• **DIRECTIONS FOR THIS TASK**
Reproduce every record below exactly as written, but leave out any pictures.

• **DATA SECTION**
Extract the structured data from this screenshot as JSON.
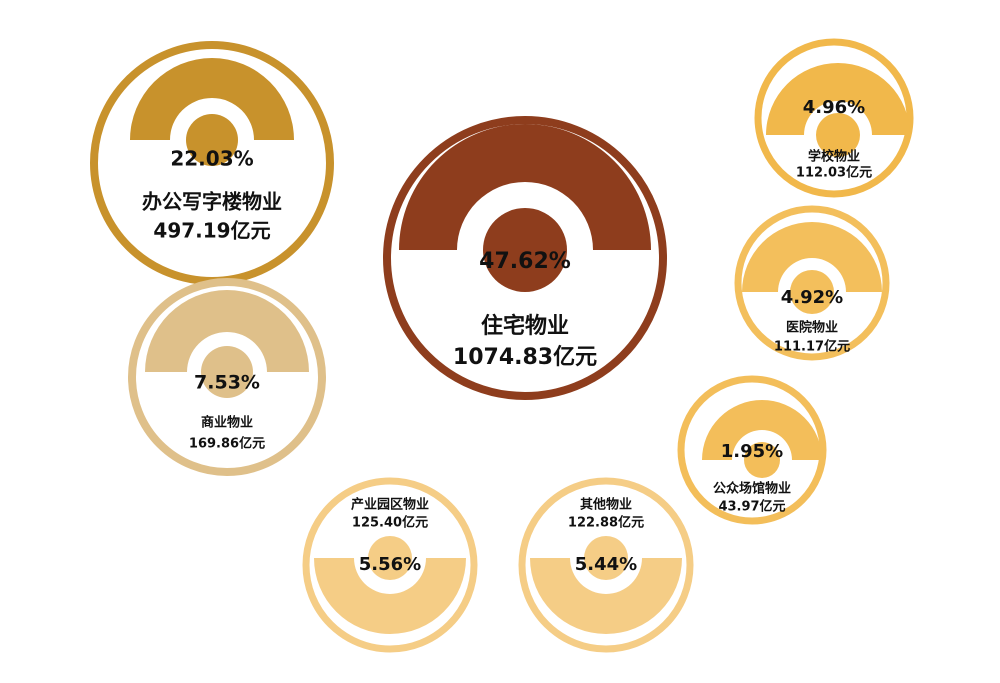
{
  "items": [
    {
      "name": "办公写字楼物业",
      "share": "22.03%",
      "amount": "497.19亿元"
    },
    {
      "name": "住宅物业",
      "share": "47.62%",
      "amount": "1074.83亿元"
    },
    {
      "name": "商业物业",
      "share": "7.53%",
      "amount": "169.86亿元"
    },
    {
      "name": "学校物业",
      "share": "4.96%",
      "amount": "112.03亿元"
    },
    {
      "name": "医院物业",
      "share": "4.92%",
      "amount": "111.17亿元"
    },
    {
      "name": "公众场馆物业",
      "share": "1.95%",
      "amount": "43.97亿元"
    },
    {
      "name": "产业园区物业",
      "share": "5.56%",
      "amount": "125.40亿元"
    },
    {
      "name": "其他物业",
      "share": "5.44%",
      "amount": "122.88亿元"
    }
  ]
}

• **RESULT OF THIS EXERCISE**
Extract the structured data from this screenshot as JSON.
{
  "items": [
    {
      "name": "办公写字楼物业",
      "share": "22.03%",
      "amount": "497.19亿元"
    },
    {
      "name": "住宅物业",
      "share": "47.62%",
      "amount": "1074.83亿元"
    },
    {
      "name": "商业物业",
      "share": "7.53%",
      "amount": "169.86亿元"
    },
    {
      "name": "学校物业",
      "share": "4.96%",
      "amount": "112.03亿元"
    },
    {
      "name": "医院物业",
      "share": "4.92%",
      "amount": "111.17亿元"
    },
    {
      "name": "公众场馆物业",
      "share": "1.95%",
      "amount": "43.97亿元"
    },
    {
      "name": "产业园区物业",
      "share": "5.56%",
      "amount": "125.40亿元"
    },
    {
      "name": "其他物业",
      "share": "5.44%",
      "amount": "122.88亿元"
    }
  ]
}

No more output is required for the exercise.